— Begin Material provided —

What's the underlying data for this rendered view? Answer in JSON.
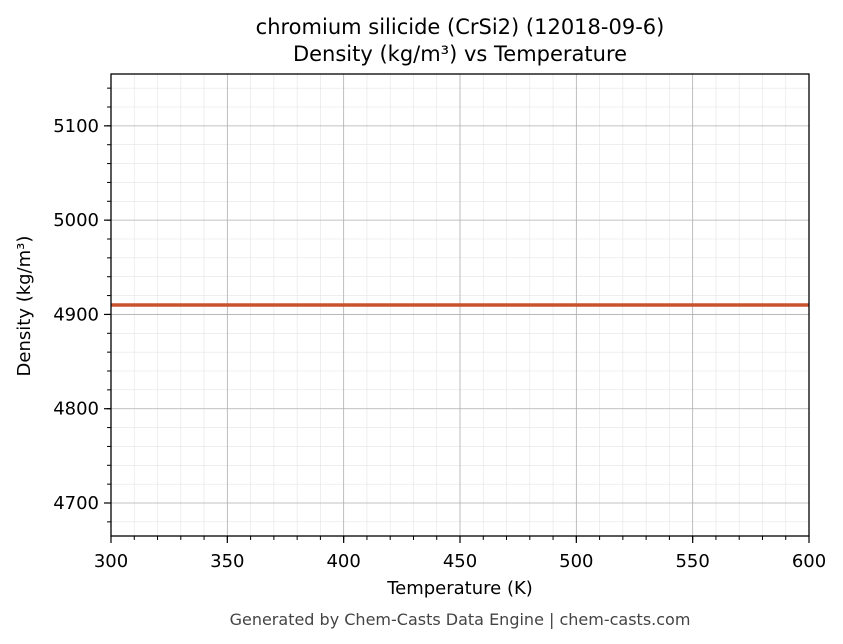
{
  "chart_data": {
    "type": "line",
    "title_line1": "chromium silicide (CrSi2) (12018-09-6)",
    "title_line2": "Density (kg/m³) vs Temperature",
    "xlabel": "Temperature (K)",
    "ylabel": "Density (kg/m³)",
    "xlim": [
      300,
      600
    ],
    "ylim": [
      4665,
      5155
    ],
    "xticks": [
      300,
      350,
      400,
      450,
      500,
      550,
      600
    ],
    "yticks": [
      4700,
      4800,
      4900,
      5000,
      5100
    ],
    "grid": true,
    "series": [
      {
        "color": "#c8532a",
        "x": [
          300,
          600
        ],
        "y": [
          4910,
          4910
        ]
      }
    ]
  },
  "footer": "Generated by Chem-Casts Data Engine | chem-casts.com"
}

— End Material provided —
— Begin Material provided —

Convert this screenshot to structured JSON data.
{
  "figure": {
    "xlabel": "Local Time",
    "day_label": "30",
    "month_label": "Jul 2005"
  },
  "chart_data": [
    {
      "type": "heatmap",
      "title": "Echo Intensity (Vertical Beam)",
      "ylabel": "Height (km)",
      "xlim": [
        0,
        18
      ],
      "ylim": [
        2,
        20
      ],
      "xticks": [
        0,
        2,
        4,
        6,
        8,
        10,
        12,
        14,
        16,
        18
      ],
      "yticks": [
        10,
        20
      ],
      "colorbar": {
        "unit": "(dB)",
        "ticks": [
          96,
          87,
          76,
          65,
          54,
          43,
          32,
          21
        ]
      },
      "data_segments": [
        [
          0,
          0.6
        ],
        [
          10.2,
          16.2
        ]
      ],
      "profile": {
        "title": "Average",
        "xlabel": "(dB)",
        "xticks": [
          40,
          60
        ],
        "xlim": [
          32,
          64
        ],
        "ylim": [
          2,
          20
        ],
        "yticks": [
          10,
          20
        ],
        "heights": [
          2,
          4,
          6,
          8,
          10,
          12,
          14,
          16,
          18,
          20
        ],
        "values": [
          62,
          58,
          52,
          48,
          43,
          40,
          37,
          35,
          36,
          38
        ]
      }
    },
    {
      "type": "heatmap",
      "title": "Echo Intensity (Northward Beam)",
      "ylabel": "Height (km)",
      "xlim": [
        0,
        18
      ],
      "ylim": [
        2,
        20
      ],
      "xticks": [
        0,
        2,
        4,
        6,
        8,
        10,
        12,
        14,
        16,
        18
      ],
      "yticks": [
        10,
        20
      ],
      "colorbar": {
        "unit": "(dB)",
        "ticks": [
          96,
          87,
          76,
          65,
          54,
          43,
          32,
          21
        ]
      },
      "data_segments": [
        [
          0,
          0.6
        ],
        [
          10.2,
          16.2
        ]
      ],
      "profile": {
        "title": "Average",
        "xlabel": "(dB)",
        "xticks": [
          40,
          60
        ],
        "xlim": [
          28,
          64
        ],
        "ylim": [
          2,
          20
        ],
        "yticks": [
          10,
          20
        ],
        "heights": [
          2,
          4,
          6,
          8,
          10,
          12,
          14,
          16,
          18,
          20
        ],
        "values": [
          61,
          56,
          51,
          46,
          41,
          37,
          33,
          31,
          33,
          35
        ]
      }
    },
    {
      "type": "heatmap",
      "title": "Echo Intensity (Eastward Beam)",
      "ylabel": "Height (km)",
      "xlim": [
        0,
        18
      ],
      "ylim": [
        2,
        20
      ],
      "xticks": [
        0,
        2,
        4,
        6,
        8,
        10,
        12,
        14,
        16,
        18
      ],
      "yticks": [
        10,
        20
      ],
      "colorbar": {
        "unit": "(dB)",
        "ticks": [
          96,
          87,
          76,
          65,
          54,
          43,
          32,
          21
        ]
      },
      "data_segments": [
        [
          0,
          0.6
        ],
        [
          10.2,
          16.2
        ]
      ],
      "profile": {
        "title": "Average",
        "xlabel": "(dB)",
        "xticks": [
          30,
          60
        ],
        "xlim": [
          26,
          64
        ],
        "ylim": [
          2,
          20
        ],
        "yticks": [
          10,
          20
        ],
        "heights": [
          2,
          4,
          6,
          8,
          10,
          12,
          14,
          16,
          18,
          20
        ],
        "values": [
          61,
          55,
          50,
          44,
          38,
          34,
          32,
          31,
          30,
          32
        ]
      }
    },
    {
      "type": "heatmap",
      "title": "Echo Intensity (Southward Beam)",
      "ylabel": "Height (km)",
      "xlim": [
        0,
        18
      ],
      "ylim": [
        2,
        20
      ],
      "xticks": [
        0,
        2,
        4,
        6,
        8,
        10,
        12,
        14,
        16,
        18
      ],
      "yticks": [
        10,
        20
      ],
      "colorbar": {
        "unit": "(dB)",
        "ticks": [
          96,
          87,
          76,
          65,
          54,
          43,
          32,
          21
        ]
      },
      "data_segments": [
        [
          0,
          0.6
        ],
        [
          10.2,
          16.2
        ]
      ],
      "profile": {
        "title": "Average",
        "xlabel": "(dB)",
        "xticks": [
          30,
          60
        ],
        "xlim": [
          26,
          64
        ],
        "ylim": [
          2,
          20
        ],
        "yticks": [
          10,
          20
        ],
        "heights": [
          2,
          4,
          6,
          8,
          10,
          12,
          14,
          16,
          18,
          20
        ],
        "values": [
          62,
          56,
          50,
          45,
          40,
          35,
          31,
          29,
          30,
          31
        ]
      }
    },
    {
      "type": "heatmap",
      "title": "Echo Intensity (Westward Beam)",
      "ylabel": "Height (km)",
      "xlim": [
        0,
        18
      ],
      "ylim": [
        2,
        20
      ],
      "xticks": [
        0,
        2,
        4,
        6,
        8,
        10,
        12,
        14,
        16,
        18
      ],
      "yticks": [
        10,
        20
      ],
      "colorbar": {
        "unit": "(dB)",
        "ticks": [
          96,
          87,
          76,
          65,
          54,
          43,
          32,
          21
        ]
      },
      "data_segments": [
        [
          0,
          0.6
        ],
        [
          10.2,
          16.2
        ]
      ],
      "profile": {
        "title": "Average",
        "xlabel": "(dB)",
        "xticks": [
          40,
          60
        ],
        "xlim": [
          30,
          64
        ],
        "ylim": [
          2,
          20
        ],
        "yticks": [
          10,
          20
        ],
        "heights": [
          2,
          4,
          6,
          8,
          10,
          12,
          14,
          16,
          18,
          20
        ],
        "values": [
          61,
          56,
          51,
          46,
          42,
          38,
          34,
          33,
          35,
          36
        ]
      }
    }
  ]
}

— End Material provided —

▶ **Requirement**:
Find all lines where the word "Beam" appears. Copy them.

▶ **Result of this exercise**:
      "title": "Echo Intensity (Vertical Beam)",
      "title": "Echo Intensity (Northward Beam)",
      "title": "Echo Intensity (Eastward Beam)",
      "title": "Echo Intensity (Southward Beam)",
      "title": "Echo Intensity (Westward Beam)",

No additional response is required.